What to work on
Images are excluded; otherwise, output every record exactly.

Stored rows
******************************

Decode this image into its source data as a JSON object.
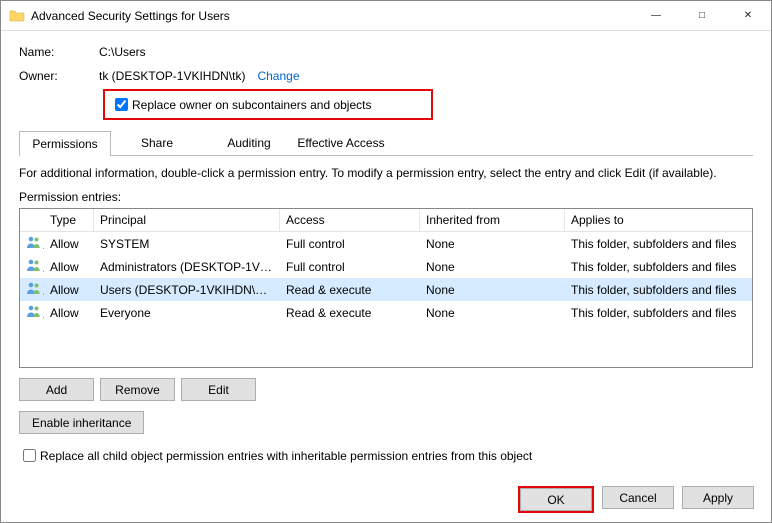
{
  "window": {
    "title": "Advanced Security Settings for Users"
  },
  "labels": {
    "name": "Name:",
    "owner": "Owner:",
    "change": "Change",
    "replaceOwner": "Replace owner on subcontainers and objects",
    "info": "For additional information, double-click a permission entry. To modify a permission entry, select the entry and click Edit (if available).",
    "permEntries": "Permission entries:",
    "replaceChild": "Replace all child object permission entries with inheritable permission entries from this object"
  },
  "values": {
    "name": "C:\\Users",
    "owner": "tk (DESKTOP-1VKIHDN\\tk)"
  },
  "tabs": [
    "Permissions",
    "Share",
    "Auditing",
    "Effective Access"
  ],
  "columns": {
    "type": "Type",
    "principal": "Principal",
    "access": "Access",
    "inherited": "Inherited from",
    "applies": "Applies to"
  },
  "rows": [
    {
      "type": "Allow",
      "principal": "SYSTEM",
      "access": "Full control",
      "inherited": "None",
      "applies": "This folder, subfolders and files",
      "selected": false
    },
    {
      "type": "Allow",
      "principal": "Administrators (DESKTOP-1VK...",
      "access": "Full control",
      "inherited": "None",
      "applies": "This folder, subfolders and files",
      "selected": false
    },
    {
      "type": "Allow",
      "principal": "Users (DESKTOP-1VKIHDN\\Us...",
      "access": "Read & execute",
      "inherited": "None",
      "applies": "This folder, subfolders and files",
      "selected": true
    },
    {
      "type": "Allow",
      "principal": "Everyone",
      "access": "Read & execute",
      "inherited": "None",
      "applies": "This folder, subfolders and files",
      "selected": false
    }
  ],
  "buttons": {
    "add": "Add",
    "remove": "Remove",
    "edit": "Edit",
    "enableInherit": "Enable inheritance",
    "ok": "OK",
    "cancel": "Cancel",
    "apply": "Apply"
  }
}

******************************

Full output
Decode this image into its source data as a JSON object.
{
  "window": {
    "title": "Advanced Security Settings for Users"
  },
  "labels": {
    "name": "Name:",
    "owner": "Owner:",
    "change": "Change",
    "replaceOwner": "Replace owner on subcontainers and objects",
    "info": "For additional information, double-click a permission entry. To modify a permission entry, select the entry and click Edit (if available).",
    "permEntries": "Permission entries:",
    "replaceChild": "Replace all child object permission entries with inheritable permission entries from this object"
  },
  "values": {
    "name": "C:\\Users",
    "owner": "tk (DESKTOP-1VKIHDN\\tk)"
  },
  "tabs": [
    "Permissions",
    "Share",
    "Auditing",
    "Effective Access"
  ],
  "columns": {
    "type": "Type",
    "principal": "Principal",
    "access": "Access",
    "inherited": "Inherited from",
    "applies": "Applies to"
  },
  "rows": [
    {
      "type": "Allow",
      "principal": "SYSTEM",
      "access": "Full control",
      "inherited": "None",
      "applies": "This folder, subfolders and files",
      "selected": false
    },
    {
      "type": "Allow",
      "principal": "Administrators (DESKTOP-1VK...",
      "access": "Full control",
      "inherited": "None",
      "applies": "This folder, subfolders and files",
      "selected": false
    },
    {
      "type": "Allow",
      "principal": "Users (DESKTOP-1VKIHDN\\Us...",
      "access": "Read & execute",
      "inherited": "None",
      "applies": "This folder, subfolders and files",
      "selected": true
    },
    {
      "type": "Allow",
      "principal": "Everyone",
      "access": "Read & execute",
      "inherited": "None",
      "applies": "This folder, subfolders and files",
      "selected": false
    }
  ],
  "buttons": {
    "add": "Add",
    "remove": "Remove",
    "edit": "Edit",
    "enableInherit": "Enable inheritance",
    "ok": "OK",
    "cancel": "Cancel",
    "apply": "Apply"
  }
}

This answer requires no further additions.